— start Source —

If $H$ is a closed subgroup of $G$, is the Lie algebra of $H$ contained in the Lie algebra of $G$?

Question

Let $H \subseteq G$ be connected linear algebraic groups with $H$ closed in $G$, and let $e$ be the identity of $G$. The Lie algebra of $G$ is the tangent space $T_eG$ of $G$ at $e$, which we can identify with the vector space of $k$-derivations of $k[G]$ into $k_e$ (here $k_e = k$ with the $k[G]$-module structure $f \cdot a = f(e)a$). The inclusion morphism $\phi: H \rightarrow G$ induces a $k$-linear transformation $$T_e H \rightarrow T_e G$$ given by $\delta \mapsto \delta \circ \phi^{\ast}$. My question is, is this transformation always injective? In the examples that I know, it is. For example, if $G = \textrm{GL}_n, H = \textrm{SL}_n$, $T_e G$ can be identified with $n$-by-$n$ matrices, and $T_e H$ can be identified with trace zero the $k$-vector space of $n$ by $n$ matrices. But it does not seem immediate from the definition that $\delta \mapsto \delta \circ \phi^{\ast}$ is injective.

Answer 1

Note that $H\subseteq G$ is a closed immersion of smooth varieties. In particular, it is unramified so for example this Lemma in the Stacks project states that the corresponding map on tangent spaces is injective.

Answer 2

Answer: Let $\phi: H:=Spec(B) \rightarrow G:=Spec(A)$ be a closed subgroup scheme with corresponding surjective map $f: A \rightarrow B$ of rings. Assume $G,H$ are of finite type over a field $k$. Let $\mathfrak{m}_e \subseteq B$ be the ideal of the identity element in $H$ and let $\mathfrak{n}_e:=\phi^{-1}(\mathfrak{m}_e)$ be the ideal of the identity in $G$. There is a canonical surjective map

$$\mathfrak{n}_e/\mathfrak{n}_e^2 \rightarrow \mathfrak{m}_e/\mathfrak{m}_e^2.$$

When you dualize you get an injection

$$ Lie(H):=T_e(H) \rightarrow T_e(G):=Lie(G).$$

— end Source —
— start Dataset entries —

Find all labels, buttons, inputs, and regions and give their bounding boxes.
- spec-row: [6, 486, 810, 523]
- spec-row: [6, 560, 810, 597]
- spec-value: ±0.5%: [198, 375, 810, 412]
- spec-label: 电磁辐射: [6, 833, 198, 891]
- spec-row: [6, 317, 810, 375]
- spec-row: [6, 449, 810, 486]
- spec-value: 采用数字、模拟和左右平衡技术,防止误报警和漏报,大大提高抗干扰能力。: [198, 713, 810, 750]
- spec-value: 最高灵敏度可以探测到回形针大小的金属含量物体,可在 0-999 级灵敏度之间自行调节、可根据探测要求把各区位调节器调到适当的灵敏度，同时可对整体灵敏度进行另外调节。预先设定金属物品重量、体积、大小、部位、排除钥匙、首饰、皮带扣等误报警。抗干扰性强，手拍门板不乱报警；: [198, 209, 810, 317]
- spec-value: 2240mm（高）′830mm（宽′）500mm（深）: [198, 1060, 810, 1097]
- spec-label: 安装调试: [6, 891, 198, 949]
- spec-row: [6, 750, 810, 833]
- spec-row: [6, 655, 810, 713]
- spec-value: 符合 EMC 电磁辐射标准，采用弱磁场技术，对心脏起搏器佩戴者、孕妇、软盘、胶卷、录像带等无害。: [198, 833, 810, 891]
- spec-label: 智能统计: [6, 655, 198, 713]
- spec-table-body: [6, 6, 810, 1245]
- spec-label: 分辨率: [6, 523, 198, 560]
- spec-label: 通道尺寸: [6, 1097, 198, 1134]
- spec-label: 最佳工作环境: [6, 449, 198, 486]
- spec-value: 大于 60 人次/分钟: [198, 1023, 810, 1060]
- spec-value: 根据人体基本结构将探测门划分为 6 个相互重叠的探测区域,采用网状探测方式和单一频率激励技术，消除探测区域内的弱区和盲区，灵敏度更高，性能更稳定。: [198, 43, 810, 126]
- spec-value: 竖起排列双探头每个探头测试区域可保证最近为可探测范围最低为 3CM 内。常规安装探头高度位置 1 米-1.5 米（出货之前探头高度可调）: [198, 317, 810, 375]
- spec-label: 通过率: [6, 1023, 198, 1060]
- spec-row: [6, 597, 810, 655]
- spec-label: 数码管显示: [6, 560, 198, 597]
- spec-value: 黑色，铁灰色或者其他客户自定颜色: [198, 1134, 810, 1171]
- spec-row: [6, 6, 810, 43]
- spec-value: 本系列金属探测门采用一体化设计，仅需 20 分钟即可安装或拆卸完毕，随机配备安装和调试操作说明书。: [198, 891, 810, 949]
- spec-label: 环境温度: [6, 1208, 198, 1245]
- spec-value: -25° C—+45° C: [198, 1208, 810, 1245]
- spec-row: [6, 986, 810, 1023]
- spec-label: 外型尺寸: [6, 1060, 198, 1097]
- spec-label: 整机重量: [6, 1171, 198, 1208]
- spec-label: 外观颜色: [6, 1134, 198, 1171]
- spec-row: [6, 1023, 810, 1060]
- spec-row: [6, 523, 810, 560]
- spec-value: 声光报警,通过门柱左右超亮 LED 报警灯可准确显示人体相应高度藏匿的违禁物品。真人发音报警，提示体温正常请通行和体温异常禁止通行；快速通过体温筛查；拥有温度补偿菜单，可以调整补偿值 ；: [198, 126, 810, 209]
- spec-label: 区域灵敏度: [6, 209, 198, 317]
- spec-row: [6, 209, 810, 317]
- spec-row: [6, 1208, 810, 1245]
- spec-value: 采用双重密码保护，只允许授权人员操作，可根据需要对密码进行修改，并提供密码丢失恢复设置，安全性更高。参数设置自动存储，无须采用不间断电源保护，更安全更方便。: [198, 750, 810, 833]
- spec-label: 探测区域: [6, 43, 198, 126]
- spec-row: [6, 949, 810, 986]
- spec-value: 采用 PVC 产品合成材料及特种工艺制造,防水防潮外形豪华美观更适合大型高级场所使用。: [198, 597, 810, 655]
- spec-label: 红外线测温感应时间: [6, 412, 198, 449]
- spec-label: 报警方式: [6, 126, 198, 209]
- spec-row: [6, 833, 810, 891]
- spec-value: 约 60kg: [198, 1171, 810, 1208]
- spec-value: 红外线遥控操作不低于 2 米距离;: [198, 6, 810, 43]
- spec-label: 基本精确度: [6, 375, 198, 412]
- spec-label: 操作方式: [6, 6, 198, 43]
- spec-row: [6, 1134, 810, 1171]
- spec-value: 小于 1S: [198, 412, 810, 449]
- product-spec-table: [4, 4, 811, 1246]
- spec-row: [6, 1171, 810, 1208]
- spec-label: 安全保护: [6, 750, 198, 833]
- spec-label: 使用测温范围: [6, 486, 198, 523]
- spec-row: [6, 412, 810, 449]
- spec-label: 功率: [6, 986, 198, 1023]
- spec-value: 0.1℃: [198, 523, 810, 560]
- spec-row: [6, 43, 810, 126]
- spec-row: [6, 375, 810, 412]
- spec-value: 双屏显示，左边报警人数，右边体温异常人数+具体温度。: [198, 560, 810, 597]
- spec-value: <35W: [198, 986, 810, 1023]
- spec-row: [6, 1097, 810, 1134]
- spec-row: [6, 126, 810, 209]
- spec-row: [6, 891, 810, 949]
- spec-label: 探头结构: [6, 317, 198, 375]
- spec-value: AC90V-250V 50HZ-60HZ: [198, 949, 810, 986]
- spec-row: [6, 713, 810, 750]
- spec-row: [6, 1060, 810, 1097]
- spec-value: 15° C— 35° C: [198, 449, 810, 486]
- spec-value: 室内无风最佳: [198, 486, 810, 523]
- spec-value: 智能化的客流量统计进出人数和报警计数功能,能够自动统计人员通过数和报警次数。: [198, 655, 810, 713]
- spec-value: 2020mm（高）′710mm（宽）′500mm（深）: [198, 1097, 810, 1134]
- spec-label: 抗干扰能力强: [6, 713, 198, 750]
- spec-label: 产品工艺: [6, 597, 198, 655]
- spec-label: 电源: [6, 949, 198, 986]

— end Dataset entries —

Stated exercise – Copy word for word the part of the thread on Lie algebras of closed subgroups that begins at the words "Note that $H\subseteq" and ends after the words "spaces is injective.".

Task result –
Note that $H\subseteq G$ is a closed immersion of smooth varieties. In particular, it is unramified so for example this Lemma in the Stacks project states that the corresponding map on tangent spaces is injective.